Look through the data for the string "associate". Copy every line where it is found.

......

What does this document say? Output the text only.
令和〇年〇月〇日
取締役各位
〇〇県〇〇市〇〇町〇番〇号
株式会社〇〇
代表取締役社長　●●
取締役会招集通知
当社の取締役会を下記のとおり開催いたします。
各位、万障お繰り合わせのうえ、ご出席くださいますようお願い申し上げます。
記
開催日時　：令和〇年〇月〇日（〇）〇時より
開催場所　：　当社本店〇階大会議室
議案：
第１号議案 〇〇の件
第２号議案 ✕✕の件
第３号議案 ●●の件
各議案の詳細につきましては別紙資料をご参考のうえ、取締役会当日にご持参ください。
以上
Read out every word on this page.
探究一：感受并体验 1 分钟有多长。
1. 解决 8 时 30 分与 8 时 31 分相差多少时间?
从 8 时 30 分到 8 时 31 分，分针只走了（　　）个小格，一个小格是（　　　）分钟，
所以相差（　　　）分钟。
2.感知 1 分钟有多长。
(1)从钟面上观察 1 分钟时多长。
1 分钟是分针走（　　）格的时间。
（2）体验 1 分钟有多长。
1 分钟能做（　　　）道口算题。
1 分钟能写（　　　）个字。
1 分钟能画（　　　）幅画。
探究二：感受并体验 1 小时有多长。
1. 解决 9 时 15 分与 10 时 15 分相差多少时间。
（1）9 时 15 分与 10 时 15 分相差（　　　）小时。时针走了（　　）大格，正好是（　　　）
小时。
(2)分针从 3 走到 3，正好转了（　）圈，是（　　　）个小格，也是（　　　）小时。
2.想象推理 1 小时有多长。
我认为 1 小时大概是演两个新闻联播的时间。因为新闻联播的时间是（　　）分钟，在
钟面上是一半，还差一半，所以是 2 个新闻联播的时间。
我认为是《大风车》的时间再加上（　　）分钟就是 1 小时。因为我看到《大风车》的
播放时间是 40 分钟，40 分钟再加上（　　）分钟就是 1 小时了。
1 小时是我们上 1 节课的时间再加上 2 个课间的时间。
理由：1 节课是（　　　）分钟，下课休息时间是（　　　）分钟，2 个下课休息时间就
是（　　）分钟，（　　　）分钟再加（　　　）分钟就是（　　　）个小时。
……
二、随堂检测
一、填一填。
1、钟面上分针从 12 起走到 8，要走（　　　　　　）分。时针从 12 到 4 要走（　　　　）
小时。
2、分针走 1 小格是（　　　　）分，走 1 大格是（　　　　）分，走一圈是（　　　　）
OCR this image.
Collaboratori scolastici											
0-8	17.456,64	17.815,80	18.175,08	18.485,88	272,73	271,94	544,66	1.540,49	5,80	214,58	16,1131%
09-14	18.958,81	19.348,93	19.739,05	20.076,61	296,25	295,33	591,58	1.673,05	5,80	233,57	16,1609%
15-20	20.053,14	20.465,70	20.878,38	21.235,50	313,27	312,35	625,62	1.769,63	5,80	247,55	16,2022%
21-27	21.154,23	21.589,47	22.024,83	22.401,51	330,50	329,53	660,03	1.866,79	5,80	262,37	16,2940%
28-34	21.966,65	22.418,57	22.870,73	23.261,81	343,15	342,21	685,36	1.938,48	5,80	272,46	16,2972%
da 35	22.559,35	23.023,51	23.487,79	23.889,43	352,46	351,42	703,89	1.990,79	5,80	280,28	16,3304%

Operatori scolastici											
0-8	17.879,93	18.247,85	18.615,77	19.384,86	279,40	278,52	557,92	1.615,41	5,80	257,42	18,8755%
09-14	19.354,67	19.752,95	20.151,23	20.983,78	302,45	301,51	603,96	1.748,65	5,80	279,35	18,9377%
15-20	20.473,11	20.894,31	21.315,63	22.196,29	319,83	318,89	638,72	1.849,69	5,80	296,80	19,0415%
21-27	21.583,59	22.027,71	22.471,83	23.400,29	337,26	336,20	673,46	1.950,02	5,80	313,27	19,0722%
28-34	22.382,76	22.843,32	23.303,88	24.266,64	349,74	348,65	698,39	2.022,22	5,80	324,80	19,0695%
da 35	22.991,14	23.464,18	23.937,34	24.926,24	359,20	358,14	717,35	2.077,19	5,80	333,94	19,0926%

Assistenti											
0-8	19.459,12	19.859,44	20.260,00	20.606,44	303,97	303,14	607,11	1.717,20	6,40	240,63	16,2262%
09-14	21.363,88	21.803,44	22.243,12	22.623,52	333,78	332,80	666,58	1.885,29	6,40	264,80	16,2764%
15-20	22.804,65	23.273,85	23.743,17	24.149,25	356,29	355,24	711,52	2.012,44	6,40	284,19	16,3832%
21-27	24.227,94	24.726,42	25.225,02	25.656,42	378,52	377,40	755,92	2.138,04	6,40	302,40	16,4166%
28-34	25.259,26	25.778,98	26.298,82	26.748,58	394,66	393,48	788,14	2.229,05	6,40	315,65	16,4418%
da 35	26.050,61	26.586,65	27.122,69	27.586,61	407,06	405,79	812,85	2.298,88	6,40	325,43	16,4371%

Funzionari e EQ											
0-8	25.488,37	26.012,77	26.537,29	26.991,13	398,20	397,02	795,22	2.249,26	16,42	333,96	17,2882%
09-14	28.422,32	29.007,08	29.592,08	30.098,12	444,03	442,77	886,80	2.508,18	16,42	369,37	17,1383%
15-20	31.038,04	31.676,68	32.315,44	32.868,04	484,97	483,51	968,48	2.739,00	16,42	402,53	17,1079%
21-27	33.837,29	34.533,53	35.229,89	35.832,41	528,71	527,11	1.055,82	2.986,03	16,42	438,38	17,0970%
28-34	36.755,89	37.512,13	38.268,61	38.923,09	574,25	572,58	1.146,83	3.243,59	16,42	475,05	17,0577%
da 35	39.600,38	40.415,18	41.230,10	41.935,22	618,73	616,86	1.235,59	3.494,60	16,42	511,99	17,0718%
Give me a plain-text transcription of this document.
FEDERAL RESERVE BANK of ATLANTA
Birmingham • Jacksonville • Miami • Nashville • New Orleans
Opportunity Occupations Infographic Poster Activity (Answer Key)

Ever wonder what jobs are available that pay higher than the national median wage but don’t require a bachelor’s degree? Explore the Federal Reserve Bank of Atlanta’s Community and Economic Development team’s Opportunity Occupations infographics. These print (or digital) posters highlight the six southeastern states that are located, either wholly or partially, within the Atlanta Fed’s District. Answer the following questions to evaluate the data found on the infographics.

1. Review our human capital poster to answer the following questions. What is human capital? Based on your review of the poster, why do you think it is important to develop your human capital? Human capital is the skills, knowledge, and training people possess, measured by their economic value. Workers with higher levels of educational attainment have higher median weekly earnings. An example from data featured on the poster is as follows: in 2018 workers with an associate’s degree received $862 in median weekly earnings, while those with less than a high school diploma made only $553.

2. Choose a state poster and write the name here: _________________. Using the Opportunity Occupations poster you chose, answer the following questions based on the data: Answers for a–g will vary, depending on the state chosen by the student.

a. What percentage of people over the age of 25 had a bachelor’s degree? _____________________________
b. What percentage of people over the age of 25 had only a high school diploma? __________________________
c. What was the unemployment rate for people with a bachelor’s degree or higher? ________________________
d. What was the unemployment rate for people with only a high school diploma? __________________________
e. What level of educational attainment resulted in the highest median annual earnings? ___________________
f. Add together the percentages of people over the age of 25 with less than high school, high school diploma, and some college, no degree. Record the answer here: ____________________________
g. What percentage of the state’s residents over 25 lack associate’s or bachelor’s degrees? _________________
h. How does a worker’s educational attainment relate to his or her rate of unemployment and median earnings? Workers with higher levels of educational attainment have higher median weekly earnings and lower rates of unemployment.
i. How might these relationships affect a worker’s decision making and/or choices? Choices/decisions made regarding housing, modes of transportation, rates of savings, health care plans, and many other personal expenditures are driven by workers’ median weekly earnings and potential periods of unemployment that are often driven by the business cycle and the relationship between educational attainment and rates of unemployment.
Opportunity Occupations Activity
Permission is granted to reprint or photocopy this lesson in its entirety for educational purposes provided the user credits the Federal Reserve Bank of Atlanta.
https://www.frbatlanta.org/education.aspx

......

OUTPUT BELOW:
1. Review our human capital poster to answer the following questions. What is human capital? Based on your review of the poster, why do you think it is important to develop your human capital? Human capital is the skills, knowledge, and training people possess, measured by their economic value. Workers with higher levels of educational attainment have higher median weekly earnings. An example from data featured on the poster is as follows: in 2018 workers with an associate’s degree received $862 in median weekly earnings, while those with less than a high school diploma made only $553.
g. What percentage of the state’s residents over 25 lack associate’s or bachelor’s degrees? _________________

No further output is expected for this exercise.